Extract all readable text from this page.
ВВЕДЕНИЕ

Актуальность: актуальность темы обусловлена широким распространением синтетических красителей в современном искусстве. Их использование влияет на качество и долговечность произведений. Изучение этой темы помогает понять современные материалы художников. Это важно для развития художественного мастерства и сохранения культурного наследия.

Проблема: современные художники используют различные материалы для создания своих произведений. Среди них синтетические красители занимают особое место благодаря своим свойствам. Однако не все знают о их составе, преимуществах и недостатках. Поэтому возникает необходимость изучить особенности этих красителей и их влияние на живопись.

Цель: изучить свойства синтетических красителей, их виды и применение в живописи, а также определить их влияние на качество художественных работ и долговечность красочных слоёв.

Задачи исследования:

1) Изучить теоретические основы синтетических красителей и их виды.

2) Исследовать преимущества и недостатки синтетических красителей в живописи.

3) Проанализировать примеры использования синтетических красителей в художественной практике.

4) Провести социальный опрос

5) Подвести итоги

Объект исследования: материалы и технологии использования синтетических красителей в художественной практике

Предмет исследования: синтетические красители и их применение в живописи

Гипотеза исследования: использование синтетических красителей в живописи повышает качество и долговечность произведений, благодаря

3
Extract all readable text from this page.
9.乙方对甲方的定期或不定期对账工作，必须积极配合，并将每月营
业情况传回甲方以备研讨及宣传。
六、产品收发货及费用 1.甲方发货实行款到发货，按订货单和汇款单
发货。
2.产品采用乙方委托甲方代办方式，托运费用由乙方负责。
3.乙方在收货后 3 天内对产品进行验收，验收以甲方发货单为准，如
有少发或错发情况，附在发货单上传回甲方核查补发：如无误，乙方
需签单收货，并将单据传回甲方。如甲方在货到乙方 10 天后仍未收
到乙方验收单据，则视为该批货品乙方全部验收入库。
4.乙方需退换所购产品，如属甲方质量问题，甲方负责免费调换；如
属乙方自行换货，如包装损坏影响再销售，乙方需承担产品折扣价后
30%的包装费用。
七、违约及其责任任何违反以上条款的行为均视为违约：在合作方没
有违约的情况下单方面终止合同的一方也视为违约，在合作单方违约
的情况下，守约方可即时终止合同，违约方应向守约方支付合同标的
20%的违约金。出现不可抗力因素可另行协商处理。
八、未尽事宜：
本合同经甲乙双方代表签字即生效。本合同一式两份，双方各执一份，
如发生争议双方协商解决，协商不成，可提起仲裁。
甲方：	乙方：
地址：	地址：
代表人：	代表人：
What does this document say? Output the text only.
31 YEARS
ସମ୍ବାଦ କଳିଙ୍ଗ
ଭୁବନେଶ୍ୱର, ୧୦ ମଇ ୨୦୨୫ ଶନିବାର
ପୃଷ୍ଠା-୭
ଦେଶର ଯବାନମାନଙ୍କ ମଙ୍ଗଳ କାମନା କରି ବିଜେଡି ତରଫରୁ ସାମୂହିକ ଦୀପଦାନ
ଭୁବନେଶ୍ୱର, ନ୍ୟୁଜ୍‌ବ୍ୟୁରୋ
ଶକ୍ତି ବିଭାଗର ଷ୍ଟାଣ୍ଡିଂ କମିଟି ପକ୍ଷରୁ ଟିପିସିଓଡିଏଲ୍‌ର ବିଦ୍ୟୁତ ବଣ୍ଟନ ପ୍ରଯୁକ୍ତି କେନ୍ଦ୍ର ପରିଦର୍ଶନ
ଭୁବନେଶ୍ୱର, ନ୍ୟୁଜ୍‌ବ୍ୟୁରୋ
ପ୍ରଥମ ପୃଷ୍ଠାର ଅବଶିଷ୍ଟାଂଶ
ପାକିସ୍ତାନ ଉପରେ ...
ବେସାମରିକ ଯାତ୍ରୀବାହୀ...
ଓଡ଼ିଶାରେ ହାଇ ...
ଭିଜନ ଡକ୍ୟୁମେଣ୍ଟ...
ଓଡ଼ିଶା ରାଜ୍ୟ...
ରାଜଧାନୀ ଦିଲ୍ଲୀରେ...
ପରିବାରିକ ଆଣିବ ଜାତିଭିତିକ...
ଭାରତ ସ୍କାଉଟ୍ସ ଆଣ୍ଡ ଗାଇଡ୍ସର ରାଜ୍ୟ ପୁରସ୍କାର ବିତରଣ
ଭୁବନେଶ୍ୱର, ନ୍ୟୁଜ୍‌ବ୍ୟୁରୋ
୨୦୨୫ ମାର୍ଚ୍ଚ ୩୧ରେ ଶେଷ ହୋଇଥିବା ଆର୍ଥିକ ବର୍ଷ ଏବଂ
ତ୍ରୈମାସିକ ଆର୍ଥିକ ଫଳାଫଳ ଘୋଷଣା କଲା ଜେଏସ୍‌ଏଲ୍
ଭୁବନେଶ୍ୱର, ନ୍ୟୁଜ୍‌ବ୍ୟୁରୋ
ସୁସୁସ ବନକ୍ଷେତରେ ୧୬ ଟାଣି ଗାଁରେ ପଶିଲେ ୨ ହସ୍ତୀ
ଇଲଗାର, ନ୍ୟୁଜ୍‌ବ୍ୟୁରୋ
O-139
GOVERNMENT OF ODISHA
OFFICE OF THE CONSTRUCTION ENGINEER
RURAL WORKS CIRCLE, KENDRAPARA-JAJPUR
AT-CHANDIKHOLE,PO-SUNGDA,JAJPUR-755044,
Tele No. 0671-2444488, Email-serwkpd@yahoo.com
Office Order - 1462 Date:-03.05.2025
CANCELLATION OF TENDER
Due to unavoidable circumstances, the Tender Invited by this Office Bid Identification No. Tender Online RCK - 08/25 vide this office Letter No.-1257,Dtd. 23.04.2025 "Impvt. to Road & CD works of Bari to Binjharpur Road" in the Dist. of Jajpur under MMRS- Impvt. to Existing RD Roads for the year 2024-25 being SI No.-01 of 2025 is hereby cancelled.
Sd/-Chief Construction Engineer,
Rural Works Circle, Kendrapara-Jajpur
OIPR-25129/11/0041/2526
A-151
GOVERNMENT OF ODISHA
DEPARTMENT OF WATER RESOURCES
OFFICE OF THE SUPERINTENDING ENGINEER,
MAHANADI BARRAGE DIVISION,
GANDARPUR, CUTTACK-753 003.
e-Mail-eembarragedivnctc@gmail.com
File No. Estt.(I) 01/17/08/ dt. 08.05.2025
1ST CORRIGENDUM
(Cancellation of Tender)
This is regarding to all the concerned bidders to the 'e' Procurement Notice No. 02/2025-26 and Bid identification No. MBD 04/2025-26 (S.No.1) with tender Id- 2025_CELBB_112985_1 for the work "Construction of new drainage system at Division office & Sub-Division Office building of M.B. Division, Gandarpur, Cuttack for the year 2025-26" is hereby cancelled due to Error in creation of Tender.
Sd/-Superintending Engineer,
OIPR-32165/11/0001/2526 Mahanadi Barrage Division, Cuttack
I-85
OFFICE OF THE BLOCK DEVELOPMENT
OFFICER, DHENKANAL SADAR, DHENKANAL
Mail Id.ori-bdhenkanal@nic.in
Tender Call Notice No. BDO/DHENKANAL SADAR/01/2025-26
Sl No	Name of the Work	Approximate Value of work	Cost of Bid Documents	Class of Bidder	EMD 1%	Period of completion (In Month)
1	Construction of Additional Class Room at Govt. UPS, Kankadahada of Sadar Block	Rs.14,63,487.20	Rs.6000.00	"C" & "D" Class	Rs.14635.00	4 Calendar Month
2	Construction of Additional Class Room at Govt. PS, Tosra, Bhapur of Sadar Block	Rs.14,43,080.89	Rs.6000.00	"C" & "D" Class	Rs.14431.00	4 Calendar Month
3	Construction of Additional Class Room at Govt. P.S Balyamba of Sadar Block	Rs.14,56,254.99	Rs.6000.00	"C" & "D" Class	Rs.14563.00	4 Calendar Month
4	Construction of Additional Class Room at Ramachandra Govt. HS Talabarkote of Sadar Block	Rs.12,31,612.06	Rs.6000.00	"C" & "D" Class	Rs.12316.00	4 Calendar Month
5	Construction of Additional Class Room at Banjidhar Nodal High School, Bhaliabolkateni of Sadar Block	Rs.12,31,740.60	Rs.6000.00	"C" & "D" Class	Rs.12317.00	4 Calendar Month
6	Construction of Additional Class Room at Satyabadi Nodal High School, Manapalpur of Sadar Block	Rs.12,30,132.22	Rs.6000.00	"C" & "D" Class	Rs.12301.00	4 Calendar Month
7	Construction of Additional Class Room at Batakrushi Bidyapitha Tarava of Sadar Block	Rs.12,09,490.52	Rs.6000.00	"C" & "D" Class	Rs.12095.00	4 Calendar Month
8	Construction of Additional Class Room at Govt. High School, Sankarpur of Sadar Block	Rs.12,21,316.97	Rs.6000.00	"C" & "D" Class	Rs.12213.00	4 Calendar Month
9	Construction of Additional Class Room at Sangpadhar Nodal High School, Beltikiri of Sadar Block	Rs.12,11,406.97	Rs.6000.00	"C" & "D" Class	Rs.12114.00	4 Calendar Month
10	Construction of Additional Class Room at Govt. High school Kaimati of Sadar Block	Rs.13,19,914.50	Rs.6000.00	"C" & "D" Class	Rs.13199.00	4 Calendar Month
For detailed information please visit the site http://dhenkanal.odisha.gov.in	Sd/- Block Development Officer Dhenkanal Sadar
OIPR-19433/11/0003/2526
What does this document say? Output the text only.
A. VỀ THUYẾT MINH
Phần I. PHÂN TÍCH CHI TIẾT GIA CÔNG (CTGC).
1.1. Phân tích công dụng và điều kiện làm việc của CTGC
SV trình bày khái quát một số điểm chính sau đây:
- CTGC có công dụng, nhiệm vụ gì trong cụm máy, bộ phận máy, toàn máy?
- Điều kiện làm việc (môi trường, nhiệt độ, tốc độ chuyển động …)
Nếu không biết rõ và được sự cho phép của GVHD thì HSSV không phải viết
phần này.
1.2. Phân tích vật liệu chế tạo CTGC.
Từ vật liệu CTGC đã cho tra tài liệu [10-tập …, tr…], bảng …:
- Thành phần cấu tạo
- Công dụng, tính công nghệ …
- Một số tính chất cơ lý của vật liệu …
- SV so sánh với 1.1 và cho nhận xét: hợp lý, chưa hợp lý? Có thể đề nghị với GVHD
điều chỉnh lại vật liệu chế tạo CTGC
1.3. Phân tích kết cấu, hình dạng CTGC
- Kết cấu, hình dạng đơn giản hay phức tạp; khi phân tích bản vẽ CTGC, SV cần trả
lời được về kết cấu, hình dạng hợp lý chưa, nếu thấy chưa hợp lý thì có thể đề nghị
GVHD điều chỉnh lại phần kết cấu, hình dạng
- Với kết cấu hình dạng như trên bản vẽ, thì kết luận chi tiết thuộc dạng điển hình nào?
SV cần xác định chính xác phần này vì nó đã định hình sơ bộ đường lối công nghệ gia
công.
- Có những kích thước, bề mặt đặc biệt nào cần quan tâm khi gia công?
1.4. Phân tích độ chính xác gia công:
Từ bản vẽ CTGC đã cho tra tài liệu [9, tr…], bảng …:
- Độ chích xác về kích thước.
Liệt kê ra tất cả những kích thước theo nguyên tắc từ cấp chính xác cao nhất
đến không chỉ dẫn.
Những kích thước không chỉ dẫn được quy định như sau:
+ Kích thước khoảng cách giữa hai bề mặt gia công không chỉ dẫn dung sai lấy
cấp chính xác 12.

+++++

§ Given problem
Scan the data above and copy every line with "GVHD" in it.

§ Response
Nếu không biết rõ và được sự cho phép của GVHD thì HSSV không phải viết
- SV so sánh với 1.1 và cho nhận xét: hợp lý, chưa hợp lý? Có thể đề nghị với GVHD
GVHD điều chỉnh lại phần kết cấu, hình dạng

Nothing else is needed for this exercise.